## Work to complete:
A. Decide whether each statement agrees with the query-plan transcript. Answer yes or no for each, quoting the words of the transcript that settle it.
(i) Nikolay spent about an hour optimizing a query.
(ii) The value Nikolay was optimizing for appeared in 10% of rows.
(iii) According to Michael, preparing a query includes executing it.
B. Answer these questions from the query-plan transcript:
(i) Which two kinds of tree does Nikolay say many engineers don't distinguish?
(ii) According to Nikolay, what does adding query ID to logs and to pg_stat_activity provide?
(iii) What values could the parameter in Nikolay's one-hour lesson take?
C. Give a continuation of the query-plan transcript, starting after its last line.

## Extract provided:
• • • • • • •

Nikolay: Well, you know my point
of view on this world.

On one hand, I think people are quite
smart in general,

Michael: but

Nikolay: they are smart only when
they are very motivated.

And we know a lot of engineers
don't distinguish between binary tree

and B-tree at all, because they
are not motivated enough to understand

the differences.

Similarly here, a lot of people,
in my opinion, don't understand

that one normalized query in pg_stat_statements
might have different

plans depending on parameters.

This simple truth is something
that should be understood, but

it can be understood only when
you are motivated, when you have

some incident, for example, and
you start off thinking, oh, okay,

this query can behave differently
depending on parameters.

So this is like basic knowledge.

And honestly, I didn't realize
it for quite long in my career

as well.

I thought, okay, this is so, but
why is it important?

Well, it's very important because
looking at pg_stat_statements

and understanding heavy queries,
it's not easy to jump to optimizing

these queries, especially when
we talk about mixed situation,

when it's also quite high frequency
query and also it has issues

with not perfect indexes chosen,
not perfect plan, like not only

just index only scan, that's it.

So it means that we need to understand,
okay, we depend on parameters,

but which parameters should we
choose for optimization?

Michael: When you say for optimization,
do you mean like we get

the PG stat statements and it has
these parameterized queries,

which ones do we put in in order
to run, explain, analyze buffers?

Nikolay: Right, right, right.

This is unfortunately a big gap
between macro and micro levels

of query analysis, which still
exists.

Of course, with the addition of
query ID to logs and to pg_stat_activity,

we have this bridge between pg_stat_statements and individual

queries, which we can find in logs
or pg_stat_activity.

But still, I remember 1 lesson
I learned in practice when I spent

1 hour or so optimizing some query.

It was some parameter which was
true or false.

And I was trying to optimize for
value which was present in 90%

of rows, majority of rows.

And it was, of course, difficult
because selectivity is low,

cardinality is high, right?

But then I understood all this
hour spent was wasted because

it's never solved.

Never, ever, application runs this
value, uses this value in

query.

So The idea is that we need to
understand real cases and also

not super rare cases or non-existing
at all cases, but we need

to understand the cases which hurt
user experience, for example,

and focus on them.

In this case, generic plan is something
really weird in this

picture I just painted, right?

So what do you think?

Like generic and custom and maybe
let's talk about how planner

uses them and then discuss what
should we do about it at all.

So this 5 times rule, what do you
think?

Michael: Yeah, I think that catches
people out sometimes.

So the way prepared statements
works, at least my understanding,

is that you can prepare a query
in advance.

And that will do, like, the parse
stage.

And it will do, like, several stages
up to but not including

the execution of that query, then
you can ask it to execute with

parameters.

Now, that then, on the subsequent
executions, you don't have

to reparse, like do the set, like
do several of those.

• • • • • • •

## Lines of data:
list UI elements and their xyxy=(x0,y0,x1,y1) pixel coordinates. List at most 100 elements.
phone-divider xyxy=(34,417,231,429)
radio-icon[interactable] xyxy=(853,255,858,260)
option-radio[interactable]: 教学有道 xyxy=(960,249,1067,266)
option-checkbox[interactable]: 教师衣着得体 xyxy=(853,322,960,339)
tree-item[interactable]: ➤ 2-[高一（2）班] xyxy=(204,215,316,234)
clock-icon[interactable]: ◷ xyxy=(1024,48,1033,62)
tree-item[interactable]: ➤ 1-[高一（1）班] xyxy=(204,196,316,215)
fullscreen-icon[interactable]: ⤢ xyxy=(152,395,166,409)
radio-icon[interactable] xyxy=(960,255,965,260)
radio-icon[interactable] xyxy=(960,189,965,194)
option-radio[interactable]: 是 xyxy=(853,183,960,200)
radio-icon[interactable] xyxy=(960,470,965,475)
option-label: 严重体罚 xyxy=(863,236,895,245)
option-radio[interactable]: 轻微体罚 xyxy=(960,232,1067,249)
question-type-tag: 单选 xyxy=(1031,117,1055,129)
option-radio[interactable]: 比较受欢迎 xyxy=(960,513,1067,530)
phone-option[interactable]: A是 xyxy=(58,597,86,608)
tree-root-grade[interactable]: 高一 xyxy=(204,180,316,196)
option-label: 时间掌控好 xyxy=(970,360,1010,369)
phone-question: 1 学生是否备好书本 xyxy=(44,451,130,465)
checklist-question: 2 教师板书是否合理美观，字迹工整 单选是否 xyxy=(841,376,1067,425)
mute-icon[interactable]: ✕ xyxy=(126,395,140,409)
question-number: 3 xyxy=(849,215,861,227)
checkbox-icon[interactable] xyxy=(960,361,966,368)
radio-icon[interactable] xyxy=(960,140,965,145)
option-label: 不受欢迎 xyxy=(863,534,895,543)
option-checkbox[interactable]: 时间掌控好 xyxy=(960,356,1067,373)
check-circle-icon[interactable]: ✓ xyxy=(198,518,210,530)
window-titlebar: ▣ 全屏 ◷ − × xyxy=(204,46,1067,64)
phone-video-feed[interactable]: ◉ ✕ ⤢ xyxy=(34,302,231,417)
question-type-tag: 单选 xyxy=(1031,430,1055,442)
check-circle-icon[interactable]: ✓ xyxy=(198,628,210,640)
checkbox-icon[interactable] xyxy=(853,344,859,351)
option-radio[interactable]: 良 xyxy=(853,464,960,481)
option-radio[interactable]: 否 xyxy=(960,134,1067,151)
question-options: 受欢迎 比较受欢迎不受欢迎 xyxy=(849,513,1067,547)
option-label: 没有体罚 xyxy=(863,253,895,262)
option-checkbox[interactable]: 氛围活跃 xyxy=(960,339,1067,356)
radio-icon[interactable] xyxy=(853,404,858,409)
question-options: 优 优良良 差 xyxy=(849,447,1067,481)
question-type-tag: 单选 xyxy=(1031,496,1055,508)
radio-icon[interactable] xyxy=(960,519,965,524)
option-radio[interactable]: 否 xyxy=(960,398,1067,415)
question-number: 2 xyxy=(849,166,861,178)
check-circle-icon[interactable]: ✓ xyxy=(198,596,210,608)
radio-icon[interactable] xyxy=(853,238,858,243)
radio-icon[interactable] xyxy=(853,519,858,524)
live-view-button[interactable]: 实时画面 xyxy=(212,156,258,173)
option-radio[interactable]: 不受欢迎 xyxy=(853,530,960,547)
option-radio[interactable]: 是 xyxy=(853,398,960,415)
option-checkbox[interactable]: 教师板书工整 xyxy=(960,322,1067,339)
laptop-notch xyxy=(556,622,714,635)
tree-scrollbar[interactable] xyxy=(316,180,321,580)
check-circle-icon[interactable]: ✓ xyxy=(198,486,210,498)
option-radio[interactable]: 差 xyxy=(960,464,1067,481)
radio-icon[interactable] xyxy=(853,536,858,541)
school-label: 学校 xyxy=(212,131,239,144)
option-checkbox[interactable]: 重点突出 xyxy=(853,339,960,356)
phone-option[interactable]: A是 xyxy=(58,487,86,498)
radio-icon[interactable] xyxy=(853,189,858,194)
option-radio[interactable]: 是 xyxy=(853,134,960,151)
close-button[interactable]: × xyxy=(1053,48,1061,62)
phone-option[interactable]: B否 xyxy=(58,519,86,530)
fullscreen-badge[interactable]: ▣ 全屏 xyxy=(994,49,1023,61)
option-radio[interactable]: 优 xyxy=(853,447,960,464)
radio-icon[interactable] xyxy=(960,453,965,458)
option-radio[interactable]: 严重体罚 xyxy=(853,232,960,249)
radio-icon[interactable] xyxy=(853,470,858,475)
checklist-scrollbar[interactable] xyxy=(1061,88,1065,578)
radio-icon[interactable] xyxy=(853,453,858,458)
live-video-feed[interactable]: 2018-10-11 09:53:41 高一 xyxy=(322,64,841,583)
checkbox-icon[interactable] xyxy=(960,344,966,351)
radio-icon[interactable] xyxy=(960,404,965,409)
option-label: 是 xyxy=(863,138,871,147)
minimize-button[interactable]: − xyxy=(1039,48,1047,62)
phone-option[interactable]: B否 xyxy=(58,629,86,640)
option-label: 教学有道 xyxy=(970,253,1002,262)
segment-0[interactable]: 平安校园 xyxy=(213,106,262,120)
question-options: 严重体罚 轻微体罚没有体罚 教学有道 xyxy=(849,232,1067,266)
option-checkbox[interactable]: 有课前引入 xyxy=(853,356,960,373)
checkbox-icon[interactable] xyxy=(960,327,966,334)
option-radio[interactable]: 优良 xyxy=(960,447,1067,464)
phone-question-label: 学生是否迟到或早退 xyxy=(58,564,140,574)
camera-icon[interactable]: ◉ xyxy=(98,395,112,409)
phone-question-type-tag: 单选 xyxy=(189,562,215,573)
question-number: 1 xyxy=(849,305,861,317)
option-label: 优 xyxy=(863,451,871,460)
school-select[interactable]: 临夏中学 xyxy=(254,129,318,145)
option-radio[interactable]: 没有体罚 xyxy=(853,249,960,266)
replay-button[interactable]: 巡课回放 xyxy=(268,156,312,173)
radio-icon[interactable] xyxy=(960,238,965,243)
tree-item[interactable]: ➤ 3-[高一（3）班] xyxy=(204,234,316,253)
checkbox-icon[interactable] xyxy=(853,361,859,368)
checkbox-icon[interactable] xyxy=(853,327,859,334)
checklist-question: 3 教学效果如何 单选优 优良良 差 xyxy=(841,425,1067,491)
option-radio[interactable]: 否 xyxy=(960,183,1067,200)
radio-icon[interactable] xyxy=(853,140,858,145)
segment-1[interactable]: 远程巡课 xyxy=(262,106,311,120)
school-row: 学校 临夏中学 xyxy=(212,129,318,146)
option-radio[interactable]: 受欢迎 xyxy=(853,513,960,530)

• • • • • • •

## Answer list:
A.
(i) Yes: "when I spent 1 hour or so optimizing some query."
(ii) No: "value which was present in 90% of rows"
(iii) No: "up to but not including the execution of that query"

B.
(i) Binary tree and B-tree.
(ii) A bridge between pg_stat_statements and individual queries.
(iii) True or false.

C.
Well, planning at first does have
to be done again, right?

So it's the parsing and the rewriting
stages.

Yes, on a per session basis, we
don't have to do several of those

steps.

But there is also this weird kind
of initial phase.

So if you've done prepare, if you've
prepared the statement and

then you execute it, the first
5 times, Postgres will plan each

of those 5 executions separately
based on the parameters that

are given.

So if those are in the case you
gave if you used true was it

that was 90% of time You've used
true every single time for those

5 times It's gonna plan it the
same way each time and on the

sixth execution it will then look
at the cost of planning.

And if that cost is less than a
generic, or if it's more than

a generic plan that it's calculated,
or I think there's some

subtlety around exactly how precise
that is, then it will choose

its generic plan thereafter.

It will flip to not planning each
new execution.

So sixth time, seventh time, eighth
time, ninth time, forever

onwards, during that session, it
won't replan.

So now you're not only saving on
the parsing, on the rewriting

stages, you're also saving on the
planning stage, which you mentioned

already.

But that's not true if, for example,
you did 3 or 4 executions

with true and then a couple of
executions with false in your

example, then you're going to get
a different kind of average

cost for those 5 executions.

Then that will get compared to
the generic plan and then a different

decision will get made.

So depending on those first 5,
So those first 5 do actually determine

quite a lot what happens thereafter,
which is interesting.

But yeah, the 1 time I've seen
that the 5 become important is...

This can be really confusing for
folks.

If you're trying to debug something
and it's fast for a while,

and then suddenly it goes slow,
This is 1 of those telltale signs

once you've been around a while.

If you notice that it's fast for
5 executions then slow on the

sixth, you should look into this
issue.

Custom plan versus generic plan.

It's kind of a telltale sign, like
a smoking gun, or like a,

you know, it's a telltale sign
that this could be what you're

hitting.

But aside from that, I haven't
really thought too much about

it.

I don't think it's configurable,
that 5 number.

I think it's hard-coded.

Nikolay: Yeah, it's, by the way,
why 5?

Why 5?

Michael: Yeah, good question.

Nikolay: Some decision, right?

That's it.

But like, what is the generic plan?

Like generic plan is just we don't
take into account parameters

at all, right?

It means that we don't take into
account this distribution of

values?

Or we take…

Michael: Yeah, good question.

Did you look into how it's calculated
in the first place?

Nikolay: No, but it's an interesting
question.

Michael: I could be wrong, but
I would have guessed that it would

be based on some statistics at
the time.

If you were implementing this feature,
you would think if you've

got a data distribution there,
maybe you'd factor that in.

But it's difficult.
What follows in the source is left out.